THE TASK: Below are some records. Pull every line that contains the word "immigration".

[Raw records]
################

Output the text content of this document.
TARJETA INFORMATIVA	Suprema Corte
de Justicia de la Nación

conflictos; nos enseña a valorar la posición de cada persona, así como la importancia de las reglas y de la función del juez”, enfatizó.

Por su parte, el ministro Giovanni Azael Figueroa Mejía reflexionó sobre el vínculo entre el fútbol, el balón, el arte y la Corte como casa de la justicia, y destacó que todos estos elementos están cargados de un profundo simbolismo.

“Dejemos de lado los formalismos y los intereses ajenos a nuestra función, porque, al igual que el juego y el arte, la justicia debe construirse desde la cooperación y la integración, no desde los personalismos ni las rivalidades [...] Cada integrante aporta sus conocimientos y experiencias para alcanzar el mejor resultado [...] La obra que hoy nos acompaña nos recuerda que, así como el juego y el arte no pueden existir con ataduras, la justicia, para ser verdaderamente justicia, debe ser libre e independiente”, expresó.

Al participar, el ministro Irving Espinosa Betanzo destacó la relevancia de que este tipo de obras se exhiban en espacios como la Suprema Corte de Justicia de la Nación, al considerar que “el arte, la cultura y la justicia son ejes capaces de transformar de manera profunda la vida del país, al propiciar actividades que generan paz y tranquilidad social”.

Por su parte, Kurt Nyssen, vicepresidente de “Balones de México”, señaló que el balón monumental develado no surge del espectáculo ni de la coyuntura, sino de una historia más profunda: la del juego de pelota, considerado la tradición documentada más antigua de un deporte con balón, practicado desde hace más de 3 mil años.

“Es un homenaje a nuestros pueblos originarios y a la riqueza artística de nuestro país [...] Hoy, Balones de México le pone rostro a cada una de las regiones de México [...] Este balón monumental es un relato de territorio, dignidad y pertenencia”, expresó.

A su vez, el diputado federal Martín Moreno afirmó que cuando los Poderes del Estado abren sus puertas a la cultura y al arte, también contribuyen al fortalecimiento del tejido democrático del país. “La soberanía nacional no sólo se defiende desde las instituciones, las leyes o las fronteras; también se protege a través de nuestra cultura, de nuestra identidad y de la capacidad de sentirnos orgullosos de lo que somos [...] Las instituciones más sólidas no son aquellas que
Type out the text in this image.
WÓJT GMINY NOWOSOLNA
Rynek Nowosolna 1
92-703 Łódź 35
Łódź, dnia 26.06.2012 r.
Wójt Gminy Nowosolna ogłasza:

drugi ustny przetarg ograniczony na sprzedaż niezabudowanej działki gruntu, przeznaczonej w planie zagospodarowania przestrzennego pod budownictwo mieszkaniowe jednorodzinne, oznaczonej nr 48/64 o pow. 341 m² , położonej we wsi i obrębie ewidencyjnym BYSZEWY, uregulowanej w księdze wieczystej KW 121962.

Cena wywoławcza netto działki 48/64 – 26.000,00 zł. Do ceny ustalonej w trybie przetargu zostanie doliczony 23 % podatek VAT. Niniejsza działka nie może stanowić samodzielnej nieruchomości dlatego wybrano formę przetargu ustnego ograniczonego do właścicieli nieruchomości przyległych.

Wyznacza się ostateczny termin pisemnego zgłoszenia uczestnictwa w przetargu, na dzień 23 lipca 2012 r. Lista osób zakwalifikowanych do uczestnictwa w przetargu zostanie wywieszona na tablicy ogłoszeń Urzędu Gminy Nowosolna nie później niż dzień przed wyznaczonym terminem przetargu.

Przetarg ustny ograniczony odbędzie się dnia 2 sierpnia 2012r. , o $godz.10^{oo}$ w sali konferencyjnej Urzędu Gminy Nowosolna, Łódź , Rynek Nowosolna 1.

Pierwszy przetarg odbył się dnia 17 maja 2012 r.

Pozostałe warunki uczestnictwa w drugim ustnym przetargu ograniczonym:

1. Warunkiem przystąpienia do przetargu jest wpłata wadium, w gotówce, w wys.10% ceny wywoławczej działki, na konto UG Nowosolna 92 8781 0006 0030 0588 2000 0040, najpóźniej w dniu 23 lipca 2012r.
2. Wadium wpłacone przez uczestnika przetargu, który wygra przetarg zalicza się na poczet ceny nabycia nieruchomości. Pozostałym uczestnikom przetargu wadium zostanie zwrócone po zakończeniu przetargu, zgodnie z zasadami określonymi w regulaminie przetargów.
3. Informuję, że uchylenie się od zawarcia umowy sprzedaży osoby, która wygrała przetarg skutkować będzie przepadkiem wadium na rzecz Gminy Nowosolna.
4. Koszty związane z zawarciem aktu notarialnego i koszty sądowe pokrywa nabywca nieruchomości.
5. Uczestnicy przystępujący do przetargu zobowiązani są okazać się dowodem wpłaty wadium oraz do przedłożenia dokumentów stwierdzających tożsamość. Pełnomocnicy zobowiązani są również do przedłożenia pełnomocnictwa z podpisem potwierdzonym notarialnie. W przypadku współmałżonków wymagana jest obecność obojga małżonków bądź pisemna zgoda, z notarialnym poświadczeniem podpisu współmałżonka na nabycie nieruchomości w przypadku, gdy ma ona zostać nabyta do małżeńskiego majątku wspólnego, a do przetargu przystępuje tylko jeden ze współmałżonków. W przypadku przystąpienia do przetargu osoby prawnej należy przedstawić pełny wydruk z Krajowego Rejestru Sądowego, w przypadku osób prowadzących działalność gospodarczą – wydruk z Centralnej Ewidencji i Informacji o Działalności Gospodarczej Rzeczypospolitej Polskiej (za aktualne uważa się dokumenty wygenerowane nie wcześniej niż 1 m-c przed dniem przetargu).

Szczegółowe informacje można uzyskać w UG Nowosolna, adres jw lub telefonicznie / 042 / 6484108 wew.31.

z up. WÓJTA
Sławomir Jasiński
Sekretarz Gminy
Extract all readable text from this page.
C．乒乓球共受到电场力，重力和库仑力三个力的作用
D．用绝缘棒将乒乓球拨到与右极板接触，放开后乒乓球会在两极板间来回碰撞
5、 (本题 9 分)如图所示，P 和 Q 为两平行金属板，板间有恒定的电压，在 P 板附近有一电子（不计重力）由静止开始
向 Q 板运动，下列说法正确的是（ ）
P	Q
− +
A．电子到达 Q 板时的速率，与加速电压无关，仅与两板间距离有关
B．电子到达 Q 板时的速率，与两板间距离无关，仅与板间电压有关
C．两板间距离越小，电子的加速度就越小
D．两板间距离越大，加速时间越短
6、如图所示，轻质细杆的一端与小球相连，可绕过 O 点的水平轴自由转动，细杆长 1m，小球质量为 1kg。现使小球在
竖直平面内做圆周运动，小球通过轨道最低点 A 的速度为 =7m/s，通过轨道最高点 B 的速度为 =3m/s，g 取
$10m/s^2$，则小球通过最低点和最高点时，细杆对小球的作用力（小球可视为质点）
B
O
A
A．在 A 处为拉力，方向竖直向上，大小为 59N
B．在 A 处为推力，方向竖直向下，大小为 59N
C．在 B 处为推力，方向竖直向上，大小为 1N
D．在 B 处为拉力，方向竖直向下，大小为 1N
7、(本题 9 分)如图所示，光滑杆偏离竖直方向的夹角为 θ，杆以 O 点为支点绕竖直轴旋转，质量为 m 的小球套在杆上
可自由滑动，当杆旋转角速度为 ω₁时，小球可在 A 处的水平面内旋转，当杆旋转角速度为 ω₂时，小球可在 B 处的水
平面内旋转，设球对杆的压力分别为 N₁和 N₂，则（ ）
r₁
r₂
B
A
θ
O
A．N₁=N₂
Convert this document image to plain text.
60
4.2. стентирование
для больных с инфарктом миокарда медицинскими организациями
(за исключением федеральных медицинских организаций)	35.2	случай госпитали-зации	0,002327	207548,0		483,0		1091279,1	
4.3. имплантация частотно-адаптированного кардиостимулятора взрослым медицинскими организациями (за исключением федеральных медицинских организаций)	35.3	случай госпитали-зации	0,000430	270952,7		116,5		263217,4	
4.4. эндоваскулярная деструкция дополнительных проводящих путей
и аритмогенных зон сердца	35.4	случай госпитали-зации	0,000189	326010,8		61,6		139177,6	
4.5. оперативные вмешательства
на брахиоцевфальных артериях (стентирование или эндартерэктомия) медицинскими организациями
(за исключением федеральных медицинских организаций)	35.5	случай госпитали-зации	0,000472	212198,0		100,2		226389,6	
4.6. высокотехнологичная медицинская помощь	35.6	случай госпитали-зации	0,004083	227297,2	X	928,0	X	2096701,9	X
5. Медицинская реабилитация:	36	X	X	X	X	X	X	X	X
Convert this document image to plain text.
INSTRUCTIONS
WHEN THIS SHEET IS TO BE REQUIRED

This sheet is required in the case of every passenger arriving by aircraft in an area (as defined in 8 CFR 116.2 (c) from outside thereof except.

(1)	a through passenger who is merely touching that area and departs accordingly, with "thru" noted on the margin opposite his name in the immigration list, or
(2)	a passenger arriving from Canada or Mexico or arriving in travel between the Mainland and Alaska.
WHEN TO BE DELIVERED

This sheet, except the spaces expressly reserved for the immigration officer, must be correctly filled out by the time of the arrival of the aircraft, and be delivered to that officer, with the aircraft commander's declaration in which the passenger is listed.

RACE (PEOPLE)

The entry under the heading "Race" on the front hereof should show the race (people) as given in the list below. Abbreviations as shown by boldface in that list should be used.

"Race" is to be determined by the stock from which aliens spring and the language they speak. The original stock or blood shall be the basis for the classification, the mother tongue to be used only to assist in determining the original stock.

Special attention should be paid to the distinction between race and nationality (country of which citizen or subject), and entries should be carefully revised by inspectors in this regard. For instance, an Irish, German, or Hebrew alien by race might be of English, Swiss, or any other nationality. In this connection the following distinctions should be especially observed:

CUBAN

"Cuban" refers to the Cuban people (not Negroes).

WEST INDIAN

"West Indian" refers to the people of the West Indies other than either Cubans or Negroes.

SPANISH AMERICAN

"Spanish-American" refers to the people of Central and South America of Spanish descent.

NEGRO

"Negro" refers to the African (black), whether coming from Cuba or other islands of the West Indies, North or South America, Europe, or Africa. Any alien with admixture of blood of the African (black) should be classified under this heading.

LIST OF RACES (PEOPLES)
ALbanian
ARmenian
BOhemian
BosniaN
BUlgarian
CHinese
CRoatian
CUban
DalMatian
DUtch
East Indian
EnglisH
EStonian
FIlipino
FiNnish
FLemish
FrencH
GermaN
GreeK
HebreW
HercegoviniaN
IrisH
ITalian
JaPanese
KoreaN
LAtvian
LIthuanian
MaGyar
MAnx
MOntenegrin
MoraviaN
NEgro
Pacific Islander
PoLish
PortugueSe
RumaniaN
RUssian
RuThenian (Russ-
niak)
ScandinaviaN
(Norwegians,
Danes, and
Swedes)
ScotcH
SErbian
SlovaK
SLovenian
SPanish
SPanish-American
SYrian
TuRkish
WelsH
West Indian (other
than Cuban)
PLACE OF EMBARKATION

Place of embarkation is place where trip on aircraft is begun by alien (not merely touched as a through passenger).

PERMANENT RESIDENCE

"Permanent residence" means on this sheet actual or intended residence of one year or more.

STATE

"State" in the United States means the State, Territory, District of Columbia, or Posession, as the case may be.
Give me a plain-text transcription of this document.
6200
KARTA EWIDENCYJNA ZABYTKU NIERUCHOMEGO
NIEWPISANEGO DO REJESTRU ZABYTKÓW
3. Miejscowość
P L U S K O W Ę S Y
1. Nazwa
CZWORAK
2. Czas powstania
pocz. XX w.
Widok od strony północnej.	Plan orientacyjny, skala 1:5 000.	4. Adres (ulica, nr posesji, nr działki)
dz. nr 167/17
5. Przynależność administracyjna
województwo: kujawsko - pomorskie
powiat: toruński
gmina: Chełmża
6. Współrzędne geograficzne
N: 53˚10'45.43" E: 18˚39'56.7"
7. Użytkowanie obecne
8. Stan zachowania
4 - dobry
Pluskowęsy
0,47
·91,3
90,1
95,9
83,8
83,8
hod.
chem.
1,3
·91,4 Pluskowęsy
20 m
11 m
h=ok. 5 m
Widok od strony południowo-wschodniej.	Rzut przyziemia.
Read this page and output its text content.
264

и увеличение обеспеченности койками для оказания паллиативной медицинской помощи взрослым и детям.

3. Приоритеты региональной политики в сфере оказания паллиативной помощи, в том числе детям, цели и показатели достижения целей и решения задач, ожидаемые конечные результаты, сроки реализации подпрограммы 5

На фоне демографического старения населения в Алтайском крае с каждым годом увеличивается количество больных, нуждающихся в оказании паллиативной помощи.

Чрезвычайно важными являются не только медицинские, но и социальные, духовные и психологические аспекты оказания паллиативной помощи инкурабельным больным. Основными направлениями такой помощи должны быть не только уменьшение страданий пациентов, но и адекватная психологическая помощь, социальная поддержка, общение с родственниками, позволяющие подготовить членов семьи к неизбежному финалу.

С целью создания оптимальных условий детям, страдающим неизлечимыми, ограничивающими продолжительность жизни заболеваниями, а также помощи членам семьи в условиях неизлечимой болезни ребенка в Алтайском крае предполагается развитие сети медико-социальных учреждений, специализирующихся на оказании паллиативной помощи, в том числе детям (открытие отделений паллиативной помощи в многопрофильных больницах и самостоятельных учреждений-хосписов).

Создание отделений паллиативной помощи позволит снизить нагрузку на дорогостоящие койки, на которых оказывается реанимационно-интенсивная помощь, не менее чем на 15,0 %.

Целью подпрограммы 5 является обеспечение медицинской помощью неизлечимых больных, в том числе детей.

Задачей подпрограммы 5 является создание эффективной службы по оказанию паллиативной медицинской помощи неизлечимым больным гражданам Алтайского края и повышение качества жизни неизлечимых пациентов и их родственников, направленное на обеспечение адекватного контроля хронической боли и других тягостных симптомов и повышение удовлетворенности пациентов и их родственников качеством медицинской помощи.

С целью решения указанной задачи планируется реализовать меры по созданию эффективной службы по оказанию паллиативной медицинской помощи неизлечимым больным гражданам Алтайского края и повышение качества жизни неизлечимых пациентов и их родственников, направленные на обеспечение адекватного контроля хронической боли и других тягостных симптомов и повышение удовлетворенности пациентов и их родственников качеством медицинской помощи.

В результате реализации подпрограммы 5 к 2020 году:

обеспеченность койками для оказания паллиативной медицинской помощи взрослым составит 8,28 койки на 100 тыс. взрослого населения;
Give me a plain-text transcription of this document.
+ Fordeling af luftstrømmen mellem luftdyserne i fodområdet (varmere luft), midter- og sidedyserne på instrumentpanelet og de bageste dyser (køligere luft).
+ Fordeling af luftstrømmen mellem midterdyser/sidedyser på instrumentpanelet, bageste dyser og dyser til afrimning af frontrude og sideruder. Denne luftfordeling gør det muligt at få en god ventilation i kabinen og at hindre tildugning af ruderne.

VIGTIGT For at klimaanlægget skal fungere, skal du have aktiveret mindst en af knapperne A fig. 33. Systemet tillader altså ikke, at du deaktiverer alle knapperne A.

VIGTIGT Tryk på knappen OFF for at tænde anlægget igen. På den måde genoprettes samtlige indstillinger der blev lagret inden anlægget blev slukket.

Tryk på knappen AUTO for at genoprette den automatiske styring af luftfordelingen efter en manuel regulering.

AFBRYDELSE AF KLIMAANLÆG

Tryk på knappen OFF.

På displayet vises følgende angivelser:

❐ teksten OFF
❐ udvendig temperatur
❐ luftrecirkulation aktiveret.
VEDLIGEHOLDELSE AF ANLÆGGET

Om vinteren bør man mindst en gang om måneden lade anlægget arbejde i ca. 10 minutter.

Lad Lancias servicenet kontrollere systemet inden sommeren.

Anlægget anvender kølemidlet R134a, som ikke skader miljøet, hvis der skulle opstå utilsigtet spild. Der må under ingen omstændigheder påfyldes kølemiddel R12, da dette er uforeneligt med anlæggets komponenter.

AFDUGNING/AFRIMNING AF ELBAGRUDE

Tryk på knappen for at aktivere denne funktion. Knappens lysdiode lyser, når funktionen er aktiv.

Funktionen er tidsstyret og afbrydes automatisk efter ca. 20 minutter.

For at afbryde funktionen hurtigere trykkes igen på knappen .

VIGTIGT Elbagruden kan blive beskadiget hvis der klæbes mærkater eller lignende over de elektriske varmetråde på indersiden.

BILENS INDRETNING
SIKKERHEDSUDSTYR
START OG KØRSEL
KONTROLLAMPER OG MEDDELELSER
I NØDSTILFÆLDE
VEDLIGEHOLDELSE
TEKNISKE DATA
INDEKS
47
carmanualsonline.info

################

RESPONSE TO THIS EXERCISE:
(1)	a through passenger who is merely touching that area and departs accordingly, with "thru" noted on the margin opposite his name in the immigration list, or
This sheet, except the spaces expressly reserved for the immigration officer, must be correctly filled out by the time of the arrival of the aircraft, and be delivered to that officer, with the aircraft commander's declaration in which the passenger is listed.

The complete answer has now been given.